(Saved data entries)

/---

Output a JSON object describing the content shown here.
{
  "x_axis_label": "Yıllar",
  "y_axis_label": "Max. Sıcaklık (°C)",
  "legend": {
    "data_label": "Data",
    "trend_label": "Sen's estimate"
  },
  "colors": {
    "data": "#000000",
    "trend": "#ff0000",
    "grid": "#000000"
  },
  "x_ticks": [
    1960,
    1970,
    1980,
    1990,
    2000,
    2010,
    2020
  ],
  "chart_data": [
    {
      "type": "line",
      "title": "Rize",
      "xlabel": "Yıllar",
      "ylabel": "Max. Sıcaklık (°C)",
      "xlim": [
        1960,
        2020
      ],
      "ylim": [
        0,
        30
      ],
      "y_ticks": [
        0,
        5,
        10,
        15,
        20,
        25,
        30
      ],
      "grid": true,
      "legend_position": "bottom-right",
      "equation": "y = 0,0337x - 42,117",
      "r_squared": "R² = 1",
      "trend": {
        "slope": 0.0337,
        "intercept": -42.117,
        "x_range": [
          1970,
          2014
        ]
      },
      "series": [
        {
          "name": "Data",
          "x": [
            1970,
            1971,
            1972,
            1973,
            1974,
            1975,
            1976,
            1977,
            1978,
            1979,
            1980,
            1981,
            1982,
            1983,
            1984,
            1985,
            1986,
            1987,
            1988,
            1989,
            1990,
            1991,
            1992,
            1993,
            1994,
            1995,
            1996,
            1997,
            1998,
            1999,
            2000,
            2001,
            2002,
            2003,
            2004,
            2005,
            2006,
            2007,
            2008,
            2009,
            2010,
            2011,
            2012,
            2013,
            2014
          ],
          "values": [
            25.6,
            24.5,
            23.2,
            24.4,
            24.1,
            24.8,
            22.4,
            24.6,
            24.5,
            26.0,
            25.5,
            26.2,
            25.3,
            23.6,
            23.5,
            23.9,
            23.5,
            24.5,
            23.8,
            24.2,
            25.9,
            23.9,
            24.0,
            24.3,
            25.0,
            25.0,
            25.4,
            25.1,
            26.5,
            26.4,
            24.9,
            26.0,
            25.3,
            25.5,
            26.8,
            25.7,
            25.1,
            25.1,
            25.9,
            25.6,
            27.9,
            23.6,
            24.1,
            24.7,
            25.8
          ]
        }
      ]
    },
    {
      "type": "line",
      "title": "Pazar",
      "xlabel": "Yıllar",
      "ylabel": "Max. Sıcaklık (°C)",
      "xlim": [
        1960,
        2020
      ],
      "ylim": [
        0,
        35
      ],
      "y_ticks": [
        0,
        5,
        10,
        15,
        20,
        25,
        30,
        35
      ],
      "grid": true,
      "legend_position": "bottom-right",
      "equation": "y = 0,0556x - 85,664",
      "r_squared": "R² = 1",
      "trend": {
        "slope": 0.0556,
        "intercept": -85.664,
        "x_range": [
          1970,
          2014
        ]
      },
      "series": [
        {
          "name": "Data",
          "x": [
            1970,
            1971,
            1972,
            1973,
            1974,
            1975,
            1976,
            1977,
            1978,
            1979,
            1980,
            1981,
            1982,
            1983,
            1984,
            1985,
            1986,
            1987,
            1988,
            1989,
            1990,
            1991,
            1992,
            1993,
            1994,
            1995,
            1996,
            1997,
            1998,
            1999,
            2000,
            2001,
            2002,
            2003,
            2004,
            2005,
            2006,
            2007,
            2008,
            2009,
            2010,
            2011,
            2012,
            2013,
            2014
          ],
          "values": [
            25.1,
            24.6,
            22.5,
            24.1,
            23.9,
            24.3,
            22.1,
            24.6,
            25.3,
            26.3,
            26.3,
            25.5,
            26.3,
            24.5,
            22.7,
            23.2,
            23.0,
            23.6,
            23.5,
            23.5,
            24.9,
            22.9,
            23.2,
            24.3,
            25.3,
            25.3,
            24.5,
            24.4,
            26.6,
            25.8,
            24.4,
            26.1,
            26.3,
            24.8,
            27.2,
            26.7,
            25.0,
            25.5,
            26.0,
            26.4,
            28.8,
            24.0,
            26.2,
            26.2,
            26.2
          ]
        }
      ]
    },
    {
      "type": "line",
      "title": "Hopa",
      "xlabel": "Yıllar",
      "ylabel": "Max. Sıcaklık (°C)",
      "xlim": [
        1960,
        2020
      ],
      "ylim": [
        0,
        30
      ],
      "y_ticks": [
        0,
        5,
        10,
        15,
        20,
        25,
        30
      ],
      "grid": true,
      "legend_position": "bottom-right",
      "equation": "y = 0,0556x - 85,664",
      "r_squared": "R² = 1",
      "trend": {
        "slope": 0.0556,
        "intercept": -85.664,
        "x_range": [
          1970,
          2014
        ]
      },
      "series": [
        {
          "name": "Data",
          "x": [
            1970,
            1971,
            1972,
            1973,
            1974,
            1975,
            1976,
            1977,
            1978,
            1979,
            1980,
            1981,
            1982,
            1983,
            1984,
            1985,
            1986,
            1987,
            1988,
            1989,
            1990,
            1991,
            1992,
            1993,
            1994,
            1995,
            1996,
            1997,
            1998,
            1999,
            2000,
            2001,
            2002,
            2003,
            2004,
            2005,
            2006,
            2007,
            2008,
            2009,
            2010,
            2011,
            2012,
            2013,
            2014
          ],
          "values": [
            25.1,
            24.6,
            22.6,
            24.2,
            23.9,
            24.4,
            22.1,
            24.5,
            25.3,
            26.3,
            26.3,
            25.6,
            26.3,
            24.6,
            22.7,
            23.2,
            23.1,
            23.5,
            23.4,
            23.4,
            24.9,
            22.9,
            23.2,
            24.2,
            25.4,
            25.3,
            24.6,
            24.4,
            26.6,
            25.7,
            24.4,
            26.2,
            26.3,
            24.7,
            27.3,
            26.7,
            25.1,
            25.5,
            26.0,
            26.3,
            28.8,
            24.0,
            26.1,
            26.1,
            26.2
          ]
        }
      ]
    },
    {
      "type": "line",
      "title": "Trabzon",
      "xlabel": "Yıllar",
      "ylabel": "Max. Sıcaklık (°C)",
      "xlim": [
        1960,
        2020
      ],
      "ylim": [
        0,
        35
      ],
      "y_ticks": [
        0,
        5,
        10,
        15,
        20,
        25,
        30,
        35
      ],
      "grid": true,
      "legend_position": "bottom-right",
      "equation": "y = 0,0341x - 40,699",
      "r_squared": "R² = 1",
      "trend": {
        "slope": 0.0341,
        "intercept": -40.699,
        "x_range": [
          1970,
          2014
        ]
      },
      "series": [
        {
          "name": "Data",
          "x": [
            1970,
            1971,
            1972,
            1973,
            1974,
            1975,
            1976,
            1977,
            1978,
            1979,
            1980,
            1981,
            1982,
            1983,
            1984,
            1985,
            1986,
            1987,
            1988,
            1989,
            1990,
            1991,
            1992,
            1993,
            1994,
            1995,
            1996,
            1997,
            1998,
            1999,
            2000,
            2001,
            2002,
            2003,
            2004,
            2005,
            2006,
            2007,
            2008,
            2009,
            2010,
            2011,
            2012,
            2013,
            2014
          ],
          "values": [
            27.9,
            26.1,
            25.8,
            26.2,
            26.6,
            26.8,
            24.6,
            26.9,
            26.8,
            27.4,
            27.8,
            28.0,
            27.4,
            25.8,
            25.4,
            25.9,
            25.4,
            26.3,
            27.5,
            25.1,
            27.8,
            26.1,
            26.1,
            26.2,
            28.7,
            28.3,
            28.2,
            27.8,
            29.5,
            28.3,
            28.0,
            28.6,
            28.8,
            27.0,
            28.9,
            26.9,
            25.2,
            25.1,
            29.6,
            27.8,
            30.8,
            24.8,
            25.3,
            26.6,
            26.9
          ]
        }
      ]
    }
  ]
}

\---

Go through the records above and set each one down exactly, please.

§ Correct result
Output a JSON object describing the content shown here.
{
  "x_axis_label": "Yıllar",
  "y_axis_label": "Max. Sıcaklık (°C)",
  "legend": {
    "data_label": "Data",
    "trend_label": "Sen's estimate"
  },
  "colors": {
    "data": "#000000",
    "trend": "#ff0000",
    "grid": "#000000"
  },
  "x_ticks": [
    1960,
    1970,
    1980,
    1990,
    2000,
    2010,
    2020
  ],
  "chart_data": [
    {
      "type": "line",
      "title": "Rize",
      "xlabel": "Yıllar",
      "ylabel": "Max. Sıcaklık (°C)",
      "xlim": [
        1960,
        2020
      ],
      "ylim": [
        0,
        30
      ],
      "y_ticks": [
        0,
        5,
        10,
        15,
        20,
        25,
        30
      ],
      "grid": true,
      "legend_position": "bottom-right",
      "equation": "y = 0,0337x - 42,117",
      "r_squared": "R² = 1",
      "trend": {
        "slope": 0.0337,
        "intercept": -42.117,
        "x_range": [
          1970,
          2014
        ]
      },
      "series": [
        {
          "name": "Data",
          "x": [
            1970,
            1971,
            1972,
            1973,
            1974,
            1975,
            1976,
            1977,
            1978,
            1979,
            1980,
            1981,
            1982,
            1983,
            1984,
            1985,
            1986,
            1987,
            1988,
            1989,
            1990,
            1991,
            1992,
            1993,
            1994,
            1995,
            1996,
            1997,
            1998,
            1999,
            2000,
            2001,
            2002,
            2003,
            2004,
            2005,
            2006,
            2007,
            2008,
            2009,
            2010,
            2011,
            2012,
            2013,
            2014
          ],
          "values": [
            25.6,
            24.5,
            23.2,
            24.4,
            24.1,
            24.8,
            22.4,
            24.6,
            24.5,
            26.0,
            25.5,
            26.2,
            25.3,
            23.6,
            23.5,
            23.9,
            23.5,
            24.5,
            23.8,
            24.2,
            25.9,
            23.9,
            24.0,
            24.3,
            25.0,
            25.0,
            25.4,
            25.1,
            26.5,
            26.4,
            24.9,
            26.0,
            25.3,
            25.5,
            26.8,
            25.7,
            25.1,
            25.1,
            25.9,
            25.6,
            27.9,
            23.6,
            24.1,
            24.7,
            25.8
          ]
        }
      ]
    },
    {
      "type": "line",
      "title": "Pazar",
      "xlabel": "Yıllar",
      "ylabel": "Max. Sıcaklık (°C)",
      "xlim": [
        1960,
        2020
      ],
      "ylim": [
        0,
        35
      ],
      "y_ticks": [
        0,
        5,
        10,
        15,
        20,
        25,
        30,
        35
      ],
      "grid": true,
      "legend_position": "bottom-right",
      "equation": "y = 0,0556x - 85,664",
      "r_squared": "R² = 1",
      "trend": {
        "slope": 0.0556,
        "intercept": -85.664,
        "x_range": [
          1970,
          2014
        ]
      },
      "series": [
        {
          "name": "Data",
          "x": [
            1970,
            1971,
            1972,
            1973,
            1974,
            1975,
            1976,
            1977,
            1978,
            1979,
            1980,
            1981,
            1982,
            1983,
            1984,
            1985,
            1986,
            1987,
            1988,
            1989,
            1990,
            1991,
            1992,
            1993,
            1994,
            1995,
            1996,
            1997,
            1998,
            1999,
            2000,
            2001,
            2002,
            2003,
            2004,
            2005,
            2006,
            2007,
            2008,
            2009,
            2010,
            2011,
            2012,
            2013,
            2014
          ],
          "values": [
            25.1,
            24.6,
            22.5,
            24.1,
            23.9,
            24.3,
            22.1,
            24.6,
            25.3,
            26.3,
            26.3,
            25.5,
            26.3,
            24.5,
            22.7,
            23.2,
            23.0,
            23.6,
            23.5,
            23.5,
            24.9,
            22.9,
            23.2,
            24.3,
            25.3,
            25.3,
            24.5,
            24.4,
            26.6,
            25.8,
            24.4,
            26.1,
            26.3,
            24.8,
            27.2,
            26.7,
            25.0,
            25.5,
            26.0,
            26.4,
            28.8,
            24.0,
            26.2,
            26.2,
            26.2
          ]
        }
      ]
    },
    {
      "type": "line",
      "title": "Hopa",
      "xlabel": "Yıllar",
      "ylabel": "Max. Sıcaklık (°C)",
      "xlim": [
        1960,
        2020
      ],
      "ylim": [
        0,
        30
      ],
      "y_ticks": [
        0,
        5,
        10,
        15,
        20,
        25,
        30
      ],
      "grid": true,
      "legend_position": "bottom-right",
      "equation": "y = 0,0556x - 85,664",
      "r_squared": "R² = 1",
      "trend": {
        "slope": 0.0556,
        "intercept": -85.664,
        "x_range": [
          1970,
          2014
        ]
      },
      "series": [
        {
          "name": "Data",
          "x": [
            1970,
            1971,
            1972,
            1973,
            1974,
            1975,
            1976,
            1977,
            1978,
            1979,
            1980,
            1981,
            1982,
            1983,
            1984,
            1985,
            1986,
            1987,
            1988,
            1989,
            1990,
            1991,
            1992,
            1993,
            1994,
            1995,
            1996,
            1997,
            1998,
            1999,
            2000,
            2001,
            2002,
            2003,
            2004,
            2005,
            2006,
            2007,
            2008,
            2009,
            2010,
            2011,
            2012,
            2013,
            2014
          ],
          "values": [
            25.1,
            24.6,
            22.6,
            24.2,
            23.9,
            24.4,
            22.1,
            24.5,
            25.3,
            26.3,
            26.3,
            25.6,
            26.3,
            24.6,
            22.7,
            23.2,
            23.1,
            23.5,
            23.4,
            23.4,
            24.9,
            22.9,
            23.2,
            24.2,
            25.4,
            25.3,
            24.6,
            24.4,
            26.6,
            25.7,
            24.4,
            26.2,
            26.3,
            24.7,
            27.3,
            26.7,
            25.1,
            25.5,
            26.0,
            26.3,
            28.8,
            24.0,
            26.1,
            26.1,
            26.2
          ]
        }
      ]
    },
    {
      "type": "line",
      "title": "Trabzon",
      "xlabel": "Yıllar",
      "ylabel": "Max. Sıcaklık (°C)",
      "xlim": [
        1960,
        2020
      ],
      "ylim": [
        0,
        35
      ],
      "y_ticks": [
        0,
        5,
        10,
        15,
        20,
        25,
        30,
        35
      ],
      "grid": true,
      "legend_position": "bottom-right",
      "equation": "y = 0,0341x - 40,699",
      "r_squared": "R² = 1",
      "trend": {
        "slope": 0.0341,
        "intercept": -40.699,
        "x_range": [
          1970,
          2014
        ]
      },
      "series": [
        {
          "name": "Data",
          "x": [
            1970,
            1971,
            1972,
            1973,
            1974,
            1975,
            1976,
            1977,
            1978,
            1979,
            1980,
            1981,
            1982,
            1983,
            1984,
            1985,
            1986,
            1987,
            1988,
            1989,
            1990,
            1991,
            1992,
            1993,
            1994,
            1995,
            1996,
            1997,
            1998,
            1999,
            2000,
            2001,
            2002,
            2003,
            2004,
            2005,
            2006,
            2007,
            2008,
            2009,
            2010,
            2011,
            2012,
            2013,
            2014
          ],
          "values": [
            27.9,
            26.1,
            25.8,
            26.2,
            26.6,
            26.8,
            24.6,
            26.9,
            26.8,
            27.4,
            27.8,
            28.0,
            27.4,
            25.8,
            25.4,
            25.9,
            25.4,
            26.3,
            27.5,
            25.1,
            27.8,
            26.1,
            26.1,
            26.2,
            28.7,
            28.3,
            28.2,
            27.8,
            29.5,
            28.3,
            28.0,
            28.6,
            28.8,
            27.0,
            28.9,
            26.9,
            25.2,
            25.1,
            29.6,
            27.8,
            30.8,
            24.8,
            25.3,
            26.6,
            26.9
          ]
        }
      ]
    }
  ]
}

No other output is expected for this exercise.